● Task to complete
Extract, from the records beneath this instruction, each line that contains the word "Außenluftvolumenstrom".
========================================
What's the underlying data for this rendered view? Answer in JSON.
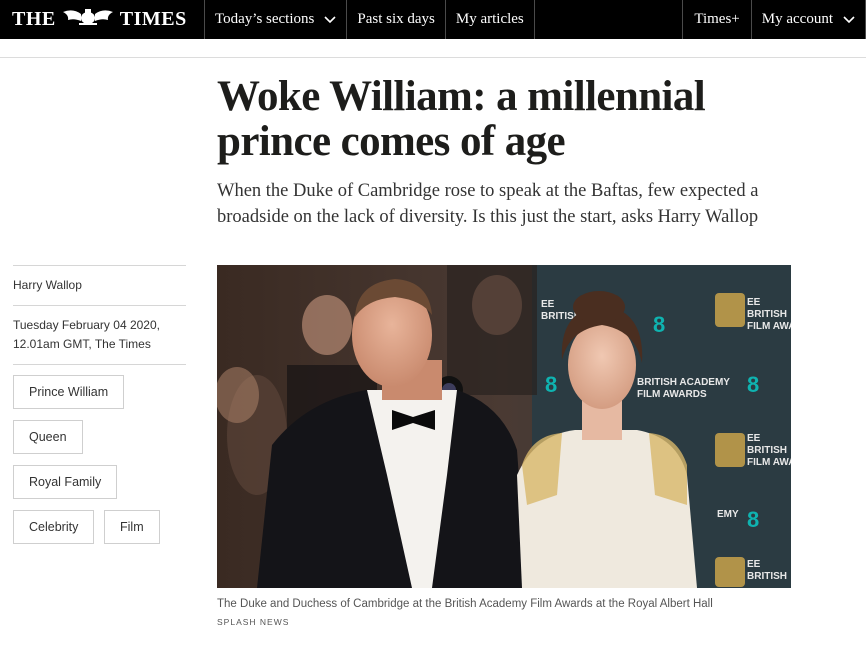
{
  "nav": {
    "logo_left": "THE",
    "logo_right": "TIMES",
    "items": [
      {
        "label": "Today’s sections",
        "has_dropdown": true
      },
      {
        "label": "Past six days",
        "has_dropdown": false
      },
      {
        "label": "My articles",
        "has_dropdown": false
      }
    ],
    "times_plus": "Times+",
    "account": "My account"
  },
  "article": {
    "headline": "Woke William: a millennial prince comes of age",
    "standfirst": "When the Duke of Cambridge rose to speak at the Baftas, few expected a broadside on the lack of diversity. Is this just the start, asks Harry Wallop",
    "author": "Harry Wallop",
    "dateline": "Tuesday February 04 2020, 12.01am GMT, The Times",
    "tags": [
      "Prince William",
      "Queen",
      "Royal Family",
      "Celebrity",
      "Film"
    ],
    "image": {
      "description_icon": "photo",
      "caption": "The Duke and Duchess of Cambridge at the British Academy Film Awards at the Royal Albert Hall",
      "credit": "SPLASH NEWS",
      "backdrop_text": [
        "EE",
        "BRITISH",
        "FILM AWARDS",
        "BRITISH ACADEMY",
        "FILM AWARDS",
        "EMY"
      ]
    }
  },
  "colors": {
    "nav_bg": "#000000",
    "headline": "#1d1d1b",
    "backdrop": "#2a3a40",
    "gold": "#c9a34a"
  }
}
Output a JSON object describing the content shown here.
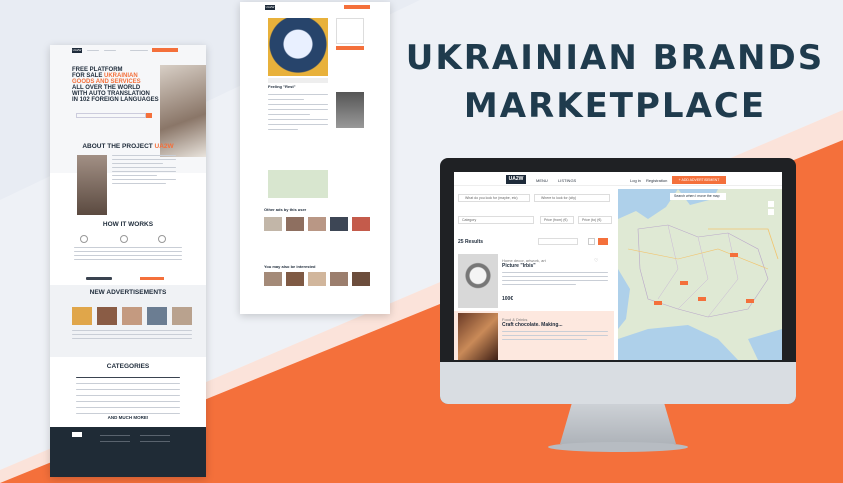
{
  "headline": {
    "line1": "UKRAINIAN BRANDS",
    "line2": "MARKETPLACE"
  },
  "colors": {
    "accent": "#f4703b",
    "navy": "#1f3b4d",
    "dark": "#1e2b3a"
  },
  "landing": {
    "logo": "UA2W",
    "hero_lines": [
      "FREE PLATFORM",
      "FOR SALE",
      "GOODS AND SERVICES",
      "ALL OVER THE WORLD",
      "WITH AUTO TRANSLATION",
      "IN 102 FOREIGN LANGUAGES"
    ],
    "hero_accent": "UKRAINIAN",
    "about_title": "ABOUT THE PROJECT",
    "about_accent": "UA2W",
    "how_title": "HOW IT WORKS",
    "new_ads_title": "NEW ADVERTISEMENTS",
    "categories_title": "CATEGORIES",
    "more_label": "AND MUCH MORE!"
  },
  "detail": {
    "logo": "UA2W",
    "item_title": "Feeling \"Rest\"",
    "section_other": "Other ads by this user",
    "section_like": "You may also be interested"
  },
  "screen": {
    "logo": "UA2W",
    "nav": [
      "MENU",
      "LISTINGS"
    ],
    "login": "Log in",
    "register": "Registration",
    "cta": "+ ADD ADVERTISEMENT",
    "search_placeholder": "What do you look for (maybe, etc)",
    "location_placeholder": "Where to look for (city)",
    "filter_category": "Category",
    "filter_price_from": "Price (from) (€)",
    "filter_price_to": "Price (to) (€)",
    "results": "25 Results",
    "map_toggle": "Search when I move the map",
    "listings": [
      {
        "category": "Home decor, artwork, art",
        "title": "Picture \"Irbis\"",
        "price": "100€"
      },
      {
        "category": "Food & Drinks",
        "title": "Craft chocolate. Making..."
      }
    ]
  }
}
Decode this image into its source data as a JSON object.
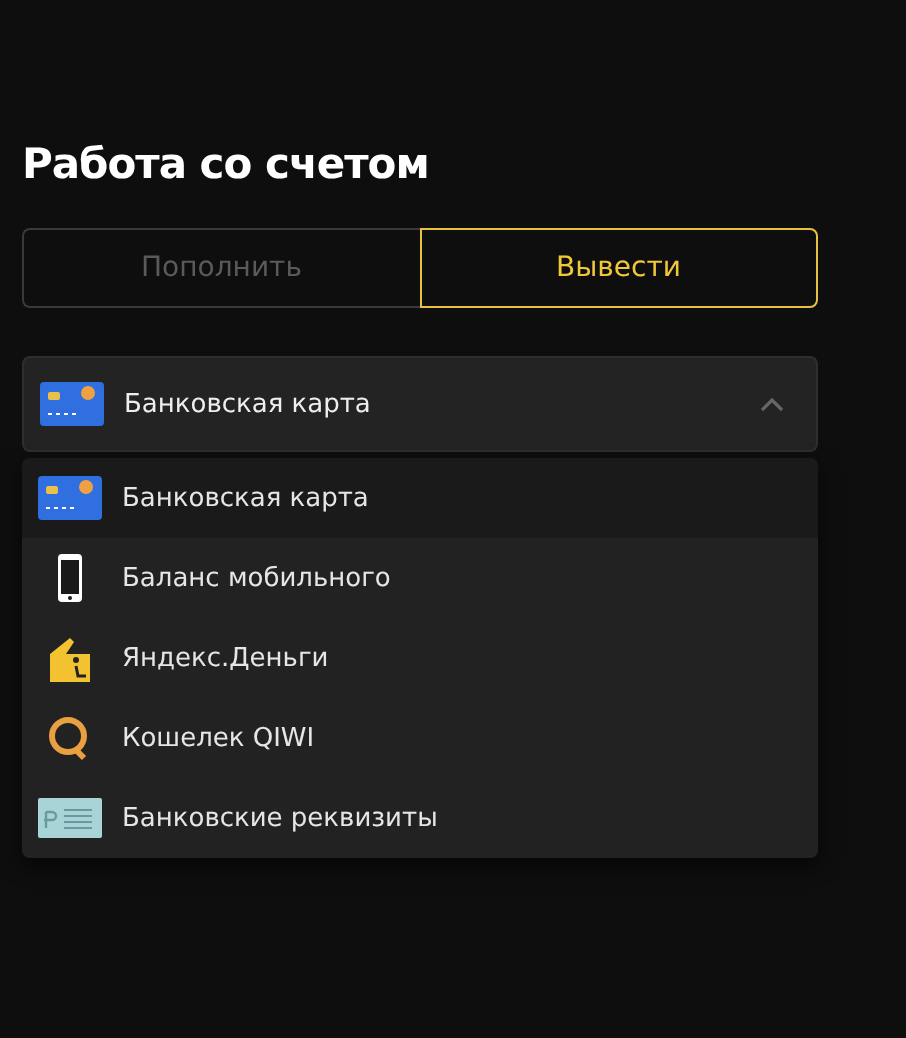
{
  "title": "Работа со счетом",
  "tabs": [
    {
      "label": "Пополнить",
      "selected": false
    },
    {
      "label": "Вывести",
      "selected": true
    }
  ],
  "method_select": {
    "value": "Банковская карта",
    "kind": "card",
    "expanded": true
  },
  "options": [
    {
      "label": "Банковская карта",
      "kind": "card",
      "selected": true
    },
    {
      "label": "Баланс мобильного",
      "kind": "phone",
      "selected": false
    },
    {
      "label": "Яндекс.Деньги",
      "kind": "wallet",
      "selected": false
    },
    {
      "label": "Кошелек QIWI",
      "kind": "qiwi",
      "selected": false
    },
    {
      "label": "Банковские реквизиты",
      "kind": "requisites",
      "selected": false
    }
  ]
}
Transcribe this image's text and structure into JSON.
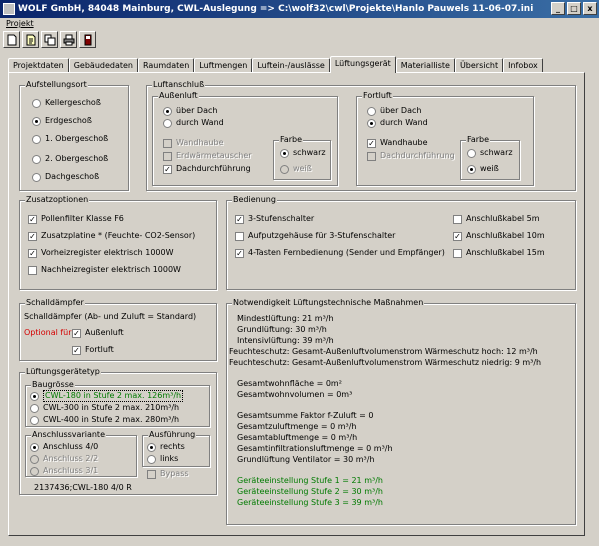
{
  "window": {
    "title": "WOLF GmbH, 84048 Mainburg, CWL-Auslegung   => C:\\wolf32\\cwl\\Projekte\\Hanlo Pauwels 11-06-07.ini",
    "buttons": [
      "_",
      "□",
      "x"
    ]
  },
  "menu": {
    "projekt": "Projekt"
  },
  "toolbar": {
    "icons": [
      "new-document-icon",
      "edit-document-icon",
      "copy-document-icon",
      "print-icon",
      "exit-icon"
    ]
  },
  "tabs": [
    "Projektdaten",
    "Gebäudedaten",
    "Raumdaten",
    "Luftmengen",
    "Luftein-/auslässe",
    "Lüftungsgerät",
    "Materialliste",
    "Übersicht",
    "Infobox"
  ],
  "active_tab": "Lüftungsgerät",
  "aufstellungsort": {
    "title": "Aufstellungsort",
    "options": [
      "Kellergeschoß",
      "Erdgeschoß",
      "1. Obergeschoß",
      "2. Obergeschoß",
      "Dachgeschoß"
    ],
    "selected": "Erdgeschoß"
  },
  "luftanschluss": {
    "title": "Luftanschluß",
    "aussenluft": {
      "title": "Außenluft",
      "options": [
        "über Dach",
        "durch Wand"
      ],
      "selected": "über Dach",
      "checks": [
        {
          "label": "Wandhaube",
          "checked": false,
          "disabled": true
        },
        {
          "label": "Erdwärmetauscher",
          "checked": false,
          "disabled": true
        },
        {
          "label": "Dachdurchführung",
          "checked": true,
          "disabled": false
        }
      ],
      "farbe": {
        "title": "Farbe",
        "options": [
          "schwarz",
          "weiß"
        ],
        "selected": "schwarz",
        "disabled_option": "weiß"
      }
    },
    "fortluft": {
      "title": "Fortluft",
      "options": [
        "über Dach",
        "durch Wand"
      ],
      "selected": "durch Wand",
      "checks": [
        {
          "label": "Wandhaube",
          "checked": true,
          "disabled": false
        },
        {
          "label": "Dachdurchführung",
          "checked": false,
          "disabled": true
        }
      ],
      "farbe": {
        "title": "Farbe",
        "options": [
          "schwarz",
          "weiß"
        ],
        "selected": "weiß"
      }
    }
  },
  "zusatzoptionen": {
    "title": "Zusatzoptionen",
    "items": [
      {
        "label": "Pollenfilter Klasse F6",
        "checked": true
      },
      {
        "label": "Zusatzplatine * (Feuchte- CO2-Sensor)",
        "checked": true
      },
      {
        "label": "Vorheizregister elektrisch 1000W",
        "checked": true
      },
      {
        "label": "Nachheizregister elektrisch 1000W",
        "checked": false
      }
    ]
  },
  "bedienung": {
    "title": "Bedienung",
    "left": [
      {
        "label": "3-Stufenschalter",
        "checked": true
      },
      {
        "label": "Aufputzgehäuse für 3-Stufenschalter",
        "checked": false
      },
      {
        "label": "4-Tasten Fernbedienung (Sender  und Empfänger)",
        "checked": true
      }
    ],
    "right": [
      {
        "label": "Anschlußkabel 5m",
        "checked": false
      },
      {
        "label": "Anschlußkabel 10m",
        "checked": true
      },
      {
        "label": "Anschlußkabel 15m",
        "checked": false
      }
    ]
  },
  "schalldaempfer": {
    "title": "Schalldämpfer",
    "desc": "Schalldämpfer  (Ab- und Zuluft = Standard)",
    "optional": "Optional für",
    "items": [
      {
        "label": "Außenluft",
        "checked": true
      },
      {
        "label": "Fortluft",
        "checked": true
      }
    ]
  },
  "lueftungsgeraetetyp": {
    "title": "Lüftungsgerätetyp",
    "baugroesse": {
      "title": "Baugrösse",
      "options": [
        "CWL-180  in Stufe 2 max. 126m³/h",
        "CWL-300  in Stufe 2 max. 210m³/h",
        "CWL-400  in Stufe 2 max. 280m³/h"
      ],
      "selected": 0
    },
    "anschlussvariante": {
      "title": "Anschlussvariante",
      "options": [
        "Anschluss 4/0",
        "Anschluss 2/2",
        "Anschluss 3/1"
      ],
      "selected": 0
    },
    "ausfuehrung": {
      "title": "Ausführung",
      "options": [
        "rechts",
        "links"
      ],
      "selected": 0,
      "bypass": "Bypass"
    },
    "code": "2137436;CWL-180 4/0 R"
  },
  "notwendigkeit": {
    "title": "Notwendigkeit Lüftungstechnische Maßnahmen",
    "lines1": [
      "Mindestlüftung: 21 m³/h",
      "Grundlüftung: 30 m³/h",
      "Intensivlüftung: 39 m³/h",
      "Feuchteschutz: Gesamt-Außenluftvolumenstrom Wärmeschutz hoch: 12 m³/h",
      "Feuchteschutz: Gesamt-Außenluftvolumenstrom Wärmeschutz niedrig: 9 m³/h"
    ],
    "lines2": [
      "Gesamtwohnfläche = 0m²",
      "Gesamtwohnvolumen = 0m³"
    ],
    "lines3": [
      "Gesamtsumme Faktor f-Zuluft = 0",
      "Gesamtzuluftmenge = 0 m³/h",
      "Gesamtabluftmenge = 0 m³/h",
      "Gesamtinfiltrationsluftmenge = 0 m³/h",
      "Grundlüftung Ventilator = 30 m³/h"
    ],
    "lines4": [
      "Geräteeinstellung Stufe 1 = 21 m³/h",
      "Geräteeinstellung Stufe 2 = 30 m³/h",
      "Geräteeinstellung Stufe 3 = 39 m³/h"
    ],
    "accent": "#007a00"
  }
}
========================================
● Solved problem
      "Feuchteschutz: Gesamt-Außenluftvolumenstrom Wärmeschutz hoch: 12 m³/h",
      "Feuchteschutz: Gesamt-Außenluftvolumenstrom Wärmeschutz niedrig: 9 m³/h"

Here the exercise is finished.